-- STORED RECORDS start --

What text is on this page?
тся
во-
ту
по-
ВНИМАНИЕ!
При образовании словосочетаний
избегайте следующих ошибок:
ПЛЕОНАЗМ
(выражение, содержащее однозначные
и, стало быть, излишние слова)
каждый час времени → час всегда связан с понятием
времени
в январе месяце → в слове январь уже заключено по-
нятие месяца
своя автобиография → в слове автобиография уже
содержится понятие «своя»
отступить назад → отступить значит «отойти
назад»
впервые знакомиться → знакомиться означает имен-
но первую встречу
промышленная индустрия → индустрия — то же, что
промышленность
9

-- STORED RECORDS end --
-- STORED RECORDS start --

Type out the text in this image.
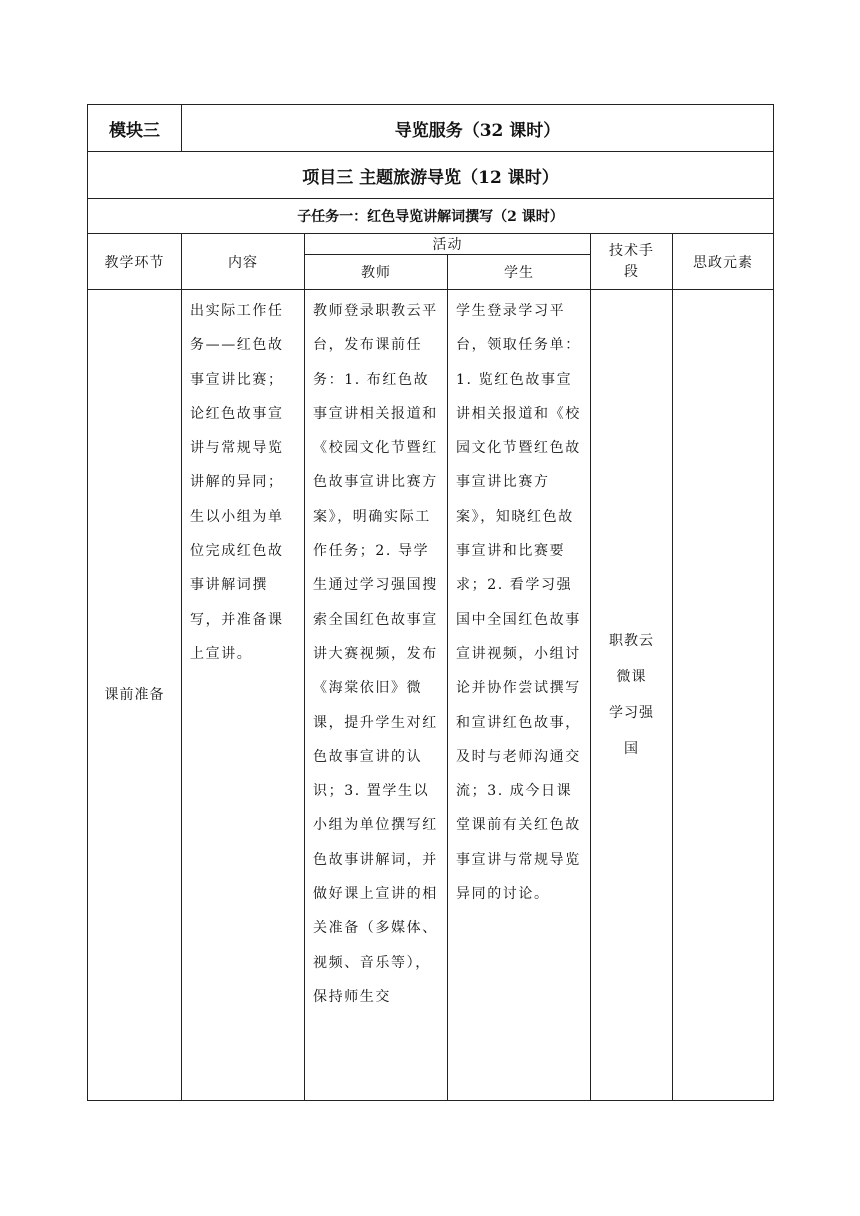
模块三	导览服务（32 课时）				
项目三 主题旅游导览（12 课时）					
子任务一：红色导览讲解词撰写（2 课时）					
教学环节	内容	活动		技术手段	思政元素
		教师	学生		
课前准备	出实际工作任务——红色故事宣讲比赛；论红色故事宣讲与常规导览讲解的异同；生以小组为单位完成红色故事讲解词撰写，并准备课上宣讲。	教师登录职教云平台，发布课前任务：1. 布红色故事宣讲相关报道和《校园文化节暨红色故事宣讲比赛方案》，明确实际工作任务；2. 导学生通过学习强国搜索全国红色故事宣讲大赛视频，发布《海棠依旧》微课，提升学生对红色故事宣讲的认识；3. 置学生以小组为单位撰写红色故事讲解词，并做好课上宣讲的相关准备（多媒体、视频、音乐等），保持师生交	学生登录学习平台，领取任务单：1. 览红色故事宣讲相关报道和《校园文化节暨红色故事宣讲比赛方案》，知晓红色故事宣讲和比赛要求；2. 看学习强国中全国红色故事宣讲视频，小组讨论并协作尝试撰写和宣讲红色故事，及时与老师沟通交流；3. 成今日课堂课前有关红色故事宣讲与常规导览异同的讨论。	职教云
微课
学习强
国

-- STORED RECORDS end --

TASK DETAILS
Tally the lines of the data that contain the string "назад" and report the total alone.

TASK ANSWER
2